• Set task: Skip all pictures, then print the remaining material exactly.

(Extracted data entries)
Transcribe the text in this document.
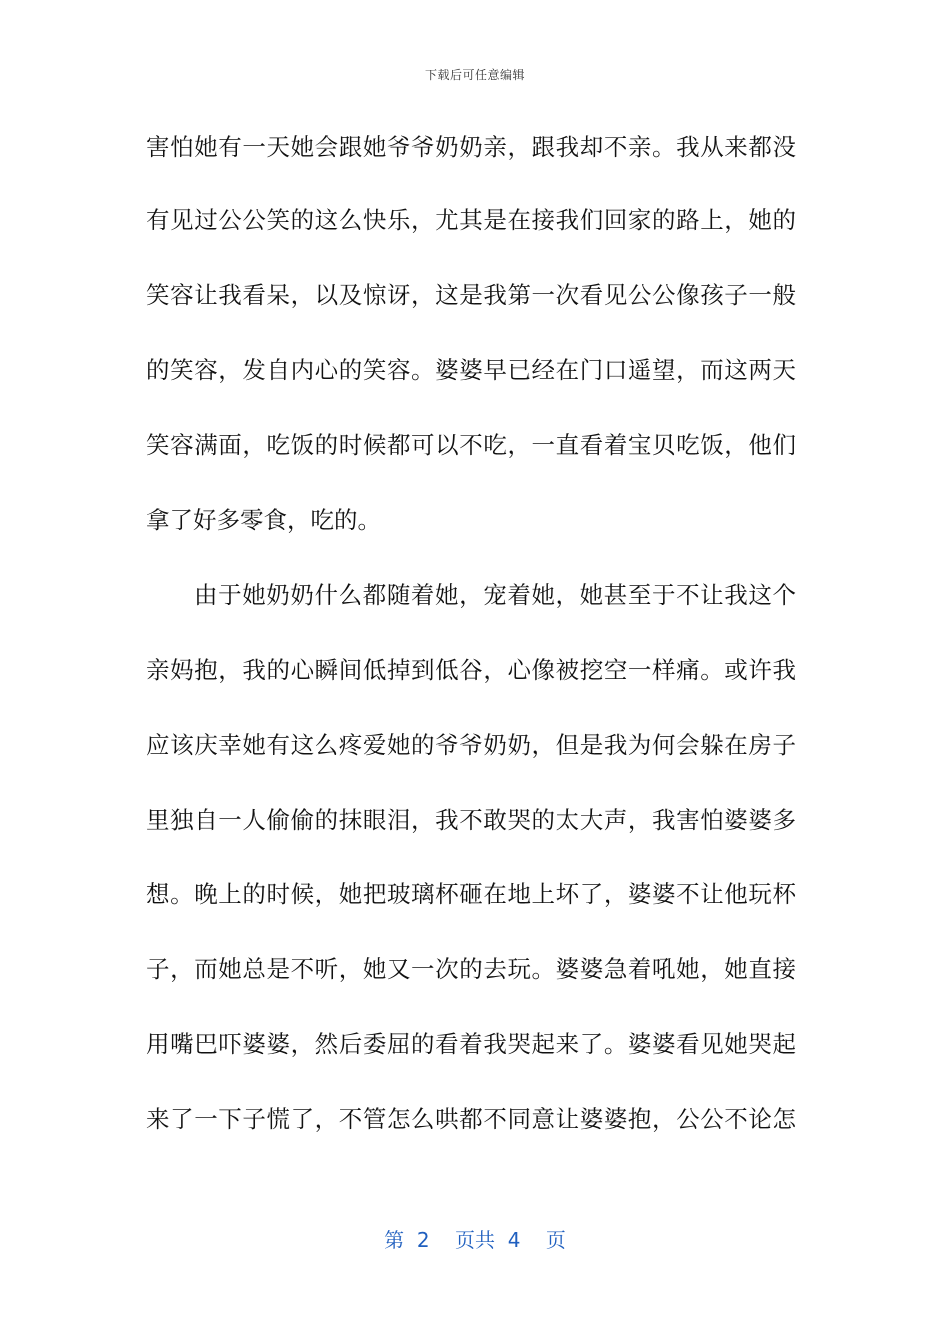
下载后可任意编辑
害怕她有一天她会跟她爷爷奶奶亲，跟我却不亲。我从来都没
有见过公公笑的这么快乐，尤其是在接我们回家的路上，她的
笑容让我看呆，以及惊讶，这是我第一次看见公公像孩子一般
的笑容，发自内心的笑容。婆婆早已经在门口遥望，而这两天
笑容满面，吃饭的时候都可以不吃，一直看着宝贝吃饭，他们
拿了好多零食，吃的。
由于她奶奶什么都随着她，宠着她，她甚至于不让我这个
亲妈抱，我的心瞬间低掉到低谷，心像被挖空一样痛。或许我
应该庆幸她有这么疼爱她的爷爷奶奶，但是我为何会躲在房子
里独自一人偷偷的抹眼泪，我不敢哭的太大声，我害怕婆婆多
想。晚上的时候，她把玻璃杯砸在地上坏了，婆婆不让他玩杯
子，而她总是不听，她又一次的去玩。婆婆急着吼她，她直接
用嘴巴吓婆婆，然后委屈的看着我哭起来了。婆婆看见她哭起
来了一下子慌了，不管怎么哄都不同意让婆婆抱，公公不论怎
第  2    页共  4    页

• Exercise output:
Transcribe the text in this document.
下载后可任意编辑
害怕她有一天她会跟她爷爷奶奶亲，跟我却不亲。我从来都没
有见过公公笑的这么快乐，尤其是在接我们回家的路上，她的
笑容让我看呆，以及惊讶，这是我第一次看见公公像孩子一般
的笑容，发自内心的笑容。婆婆早已经在门口遥望，而这两天
笑容满面，吃饭的时候都可以不吃，一直看着宝贝吃饭，他们
拿了好多零食，吃的。
由于她奶奶什么都随着她，宠着她，她甚至于不让我这个
亲妈抱，我的心瞬间低掉到低谷，心像被挖空一样痛。或许我
应该庆幸她有这么疼爱她的爷爷奶奶，但是我为何会躲在房子
里独自一人偷偷的抹眼泪，我不敢哭的太大声，我害怕婆婆多
想。晚上的时候，她把玻璃杯砸在地上坏了，婆婆不让他玩杯
子，而她总是不听，她又一次的去玩。婆婆急着吼她，她直接
用嘴巴吓婆婆，然后委屈的看着我哭起来了。婆婆看见她哭起
来了一下子慌了，不管怎么哄都不同意让婆婆抱，公公不论怎
第  2    页共  4    页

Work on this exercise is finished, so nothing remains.